Do this: Convert every row below into a numbered list, leaving out any blank lines.

Information given:
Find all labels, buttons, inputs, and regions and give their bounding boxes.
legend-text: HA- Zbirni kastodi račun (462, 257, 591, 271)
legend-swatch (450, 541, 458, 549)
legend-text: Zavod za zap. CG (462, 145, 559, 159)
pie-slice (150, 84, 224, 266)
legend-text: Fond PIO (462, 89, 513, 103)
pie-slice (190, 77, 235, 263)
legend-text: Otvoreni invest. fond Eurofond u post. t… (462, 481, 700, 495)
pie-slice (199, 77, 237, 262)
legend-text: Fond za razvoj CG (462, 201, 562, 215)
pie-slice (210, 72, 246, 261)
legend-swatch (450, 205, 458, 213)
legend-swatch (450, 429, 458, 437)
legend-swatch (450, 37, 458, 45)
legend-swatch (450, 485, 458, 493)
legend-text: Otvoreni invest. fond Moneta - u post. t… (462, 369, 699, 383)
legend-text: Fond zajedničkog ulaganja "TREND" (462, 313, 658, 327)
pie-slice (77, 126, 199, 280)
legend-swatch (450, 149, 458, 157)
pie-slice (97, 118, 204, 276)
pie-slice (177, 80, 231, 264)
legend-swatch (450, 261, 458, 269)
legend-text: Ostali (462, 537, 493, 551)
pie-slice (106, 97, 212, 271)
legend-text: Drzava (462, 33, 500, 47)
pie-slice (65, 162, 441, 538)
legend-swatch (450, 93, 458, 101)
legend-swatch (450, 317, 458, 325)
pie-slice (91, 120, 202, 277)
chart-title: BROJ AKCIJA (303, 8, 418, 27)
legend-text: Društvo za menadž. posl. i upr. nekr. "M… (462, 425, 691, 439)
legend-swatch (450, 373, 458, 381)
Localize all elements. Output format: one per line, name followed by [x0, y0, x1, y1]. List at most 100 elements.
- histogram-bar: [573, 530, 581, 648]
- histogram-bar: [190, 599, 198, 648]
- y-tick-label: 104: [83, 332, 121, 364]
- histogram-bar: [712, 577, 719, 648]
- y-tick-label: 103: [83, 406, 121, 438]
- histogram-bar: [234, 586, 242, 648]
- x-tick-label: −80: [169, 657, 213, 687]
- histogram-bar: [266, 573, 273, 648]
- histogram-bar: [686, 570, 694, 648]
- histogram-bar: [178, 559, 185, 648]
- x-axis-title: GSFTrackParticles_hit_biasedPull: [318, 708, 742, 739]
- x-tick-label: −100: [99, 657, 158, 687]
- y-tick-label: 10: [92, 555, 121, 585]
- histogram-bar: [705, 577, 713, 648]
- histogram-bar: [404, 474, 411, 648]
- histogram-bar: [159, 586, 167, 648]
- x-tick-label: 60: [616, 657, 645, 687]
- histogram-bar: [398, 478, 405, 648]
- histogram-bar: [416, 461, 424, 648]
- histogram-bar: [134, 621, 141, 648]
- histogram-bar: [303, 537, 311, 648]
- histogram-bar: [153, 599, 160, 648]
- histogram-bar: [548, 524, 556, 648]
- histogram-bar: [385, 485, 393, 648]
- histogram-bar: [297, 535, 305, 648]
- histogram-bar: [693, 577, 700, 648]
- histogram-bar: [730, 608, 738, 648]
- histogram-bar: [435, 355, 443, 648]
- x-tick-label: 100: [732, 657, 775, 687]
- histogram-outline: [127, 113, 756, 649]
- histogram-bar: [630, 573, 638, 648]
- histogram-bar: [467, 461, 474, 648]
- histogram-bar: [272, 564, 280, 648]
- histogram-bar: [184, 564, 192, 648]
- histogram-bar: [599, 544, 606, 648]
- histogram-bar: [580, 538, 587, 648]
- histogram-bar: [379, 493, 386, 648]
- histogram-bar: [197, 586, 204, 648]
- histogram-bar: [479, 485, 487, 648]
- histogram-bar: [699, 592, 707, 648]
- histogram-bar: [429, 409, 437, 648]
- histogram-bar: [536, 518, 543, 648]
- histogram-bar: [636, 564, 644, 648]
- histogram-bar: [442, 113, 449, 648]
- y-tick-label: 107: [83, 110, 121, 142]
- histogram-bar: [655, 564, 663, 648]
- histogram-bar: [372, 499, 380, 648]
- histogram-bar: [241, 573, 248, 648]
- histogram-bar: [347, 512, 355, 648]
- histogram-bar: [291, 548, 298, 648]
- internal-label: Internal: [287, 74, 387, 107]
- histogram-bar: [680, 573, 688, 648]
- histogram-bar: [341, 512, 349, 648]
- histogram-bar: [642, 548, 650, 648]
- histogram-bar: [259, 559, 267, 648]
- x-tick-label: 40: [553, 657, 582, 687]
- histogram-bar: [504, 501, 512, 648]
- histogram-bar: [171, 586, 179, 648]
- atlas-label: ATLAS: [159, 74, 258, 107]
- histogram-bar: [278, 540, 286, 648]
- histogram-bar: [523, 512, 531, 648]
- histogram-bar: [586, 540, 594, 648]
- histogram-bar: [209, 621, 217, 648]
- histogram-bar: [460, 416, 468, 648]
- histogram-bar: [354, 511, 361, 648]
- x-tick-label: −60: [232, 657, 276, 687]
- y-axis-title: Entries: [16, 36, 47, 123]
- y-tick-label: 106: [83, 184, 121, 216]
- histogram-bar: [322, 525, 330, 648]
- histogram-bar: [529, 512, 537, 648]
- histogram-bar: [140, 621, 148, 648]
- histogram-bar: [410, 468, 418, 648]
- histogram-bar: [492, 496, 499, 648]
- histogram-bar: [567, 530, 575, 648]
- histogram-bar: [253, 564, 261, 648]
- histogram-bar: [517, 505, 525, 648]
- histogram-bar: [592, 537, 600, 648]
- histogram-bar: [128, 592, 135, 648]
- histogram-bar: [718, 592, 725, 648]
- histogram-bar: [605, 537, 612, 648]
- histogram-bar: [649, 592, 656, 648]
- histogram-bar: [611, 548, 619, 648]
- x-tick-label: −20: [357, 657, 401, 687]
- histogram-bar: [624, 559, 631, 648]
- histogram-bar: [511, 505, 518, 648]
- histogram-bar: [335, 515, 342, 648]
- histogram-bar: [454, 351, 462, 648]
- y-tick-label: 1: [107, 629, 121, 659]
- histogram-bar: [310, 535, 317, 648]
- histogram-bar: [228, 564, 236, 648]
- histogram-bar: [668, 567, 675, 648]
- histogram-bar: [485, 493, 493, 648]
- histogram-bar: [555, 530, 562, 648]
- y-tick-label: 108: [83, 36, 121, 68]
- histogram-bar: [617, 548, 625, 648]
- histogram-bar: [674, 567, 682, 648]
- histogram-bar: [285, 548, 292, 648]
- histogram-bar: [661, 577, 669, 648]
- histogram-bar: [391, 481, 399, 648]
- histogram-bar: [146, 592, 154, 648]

Answer:
1. Find all labels, buttons, inputs, and regions and give their bounding boxes.
2. legend-text: HA- Zbirni kastodi račun (462, 257, 591, 271)
3. legend-swatch (450, 541, 458, 549)
4. legend-text: Zavod za zap. CG (462, 145, 559, 159)
5. pie-slice (150, 84, 224, 266)
6. legend-text: Fond PIO (462, 89, 513, 103)
7. pie-slice (190, 77, 235, 263)
8. legend-text: Otvoreni invest. fond Eurofond u post. t… (462, 481, 700, 495)
9. pie-slice (199, 77, 237, 262)
10. legend-text: Fond za razvoj CG (462, 201, 562, 215)
11. pie-slice (210, 72, 246, 261)
12. legend-swatch (450, 205, 458, 213)
13. legend-swatch (450, 429, 458, 437)
14. legend-swatch (450, 37, 458, 45)
15. legend-swatch (450, 485, 458, 493)
16. legend-text: Otvoreni invest. fond Moneta - u post. t… (462, 369, 699, 383)
17. legend-text: Fond zajedničkog ulaganja "TREND" (462, 313, 658, 327)
18. pie-slice (77, 126, 199, 280)
19. legend-swatch (450, 149, 458, 157)
20. pie-slice (97, 118, 204, 276)
21. pie-slice (177, 80, 231, 264)
22. legend-swatch (450, 261, 458, 269)
23. legend-text: Ostali (462, 537, 493, 551)
24. pie-slice (106, 97, 212, 271)
25. legend-text: Drzava (462, 33, 500, 47)
26. pie-slice (65, 162, 441, 538)
27. legend-swatch (450, 93, 458, 101)
28. legend-swatch (450, 317, 458, 325)
29. pie-slice (91, 120, 202, 277)
30. chart-title: BROJ AKCIJA (303, 8, 418, 27)
31. legend-text: Društvo za menadž. posl. i upr. nekr. "M… (462, 425, 691, 439)
32. legend-swatch (450, 373, 458, 381)
33. Localize all elements. Output format: one per line, name followed by [x0, y0, x1, y1]. List at most 100 elements.
34. - histogram-bar: [573, 530, 581, 648]
35. - histogram-bar: [190, 599, 198, 648]
36. - y-tick-label: 104: [83, 332, 121, 364]
37. - histogram-bar: [712, 577, 719, 648]
38. - y-tick-label: 103: [83, 406, 121, 438]
39. - histogram-bar: [234, 586, 242, 648]
40. - x-tick-label: −80: [169, 657, 213, 687]
41. - histogram-bar: [266, 573, 273, 648]
42. - histogram-bar: [686, 570, 694, 648]
43. - histogram-bar: [178, 559, 185, 648]
44. - x-axis-title: GSFTrackParticles_hit_biasedPull: [318, 708, 742, 739]
45. - x-tick-label: −100: [99, 657, 158, 687]
46. - y-tick-label: 10: [92, 555, 121, 585]
47. - histogram-bar: [705, 577, 713, 648]
48. - histogram-bar: [404, 474, 411, 648]
49. - histogram-bar: [159, 586, 167, 648]
50. - x-tick-label: 60: [616, 657, 645, 687]
51. - histogram-bar: [398, 478, 405, 648]
52. - histogram-bar: [416, 461, 424, 648]
53. - histogram-bar: [134, 621, 141, 648]
54. - histogram-bar: [303, 537, 311, 648]
55. - histogram-bar: [153, 599, 160, 648]
56. - histogram-bar: [548, 524, 556, 648]
57. - histogram-bar: [385, 485, 393, 648]
58. - histogram-bar: [297, 535, 305, 648]
59. - histogram-bar: [693, 577, 700, 648]
60. - histogram-bar: [730, 608, 738, 648]
61. - histogram-bar: [435, 355, 443, 648]
62. - x-tick-label: 100: [732, 657, 775, 687]
63. - histogram-outline: [127, 113, 756, 649]
64. - histogram-bar: [630, 573, 638, 648]
65. - histogram-bar: [467, 461, 474, 648]
66. - histogram-bar: [272, 564, 280, 648]
67. - histogram-bar: [184, 564, 192, 648]
68. - histogram-bar: [599, 544, 606, 648]
69. - histogram-bar: [580, 538, 587, 648]
70. - histogram-bar: [379, 493, 386, 648]
71. - histogram-bar: [197, 586, 204, 648]
72. - histogram-bar: [479, 485, 487, 648]
73. - histogram-bar: [699, 592, 707, 648]
74. - histogram-bar: [429, 409, 437, 648]
75. - histogram-bar: [536, 518, 543, 648]
76. - histogram-bar: [636, 564, 644, 648]
77. - histogram-bar: [442, 113, 449, 648]
78. - y-tick-label: 107: [83, 110, 121, 142]
79. - histogram-bar: [655, 564, 663, 648]
80. - histogram-bar: [372, 499, 380, 648]
81. - histogram-bar: [241, 573, 248, 648]
82. - histogram-bar: [347, 512, 355, 648]
83. - histogram-bar: [291, 548, 298, 648]
84. - internal-label: Internal: [287, 74, 387, 107]
85. - histogram-bar: [680, 573, 688, 648]
86. - histogram-bar: [341, 512, 349, 648]
87. - histogram-bar: [642, 548, 650, 648]
88. - histogram-bar: [259, 559, 267, 648]
89. - x-tick-label: 40: [553, 657, 582, 687]
90. - histogram-bar: [504, 501, 512, 648]
91. - histogram-bar: [171, 586, 179, 648]
92. - atlas-label: ATLAS: [159, 74, 258, 107]
93. - histogram-bar: [278, 540, 286, 648]
94. - histogram-bar: [523, 512, 531, 648]
95. - histogram-bar: [586, 540, 594, 648]
96. - histogram-bar: [209, 621, 217, 648]
97. - histogram-bar: [460, 416, 468, 648]
98. - histogram-bar: [354, 511, 361, 648]
99. - x-tick-label: −60: [232, 657, 276, 687]
100. - y-axis-title: Entries: [16, 36, 47, 123]
101. - y-tick-label: 106: [83, 184, 121, 216]
102. - histogram-bar: [322, 525, 330, 648]
103. - histogram-bar: [529, 512, 537, 648]
104. - histogram-bar: [140, 621, 148, 648]
105. - histogram-bar: [410, 468, 418, 648]
106. - histogram-bar: [492, 496, 499, 648]
107. - histogram-bar: [567, 530, 575, 648]
108. - histogram-bar: [253, 564, 261, 648]
109. - histogram-bar: [517, 505, 525, 648]
110. - histogram-bar: [592, 537, 600, 648]
111. - histogram-bar: [128, 592, 135, 648]
112. - histogram-bar: [718, 592, 725, 648]
113. - histogram-bar: [605, 537, 612, 648]
114. - histogram-bar: [649, 592, 656, 648]
115. - histogram-bar: [611, 548, 619, 648]
116. - x-tick-label: −20: [357, 657, 401, 687]
117. - histogram-bar: [624, 559, 631, 648]
118. - histogram-bar: [511, 505, 518, 648]
119. - histogram-bar: [335, 515, 342, 648]
120. - histogram-bar: [454, 351, 462, 648]
121. - y-tick-label: 1: [107, 629, 121, 659]
122. - histogram-bar: [310, 535, 317, 648]
123. - histogram-bar: [228, 564, 236, 648]
124. - histogram-bar: [668, 567, 675, 648]
125. - histogram-bar: [485, 493, 493, 648]
126. - histogram-bar: [555, 530, 562, 648]
127. - y-tick-label: 108: [83, 36, 121, 68]
128. - histogram-bar: [617, 548, 625, 648]
129. - histogram-bar: [674, 567, 682, 648]
130. - histogram-bar: [285, 548, 292, 648]
131. - histogram-bar: [661, 577, 669, 648]
132. - histogram-bar: [391, 481, 399, 648]
133. - histogram-bar: [146, 592, 154, 648]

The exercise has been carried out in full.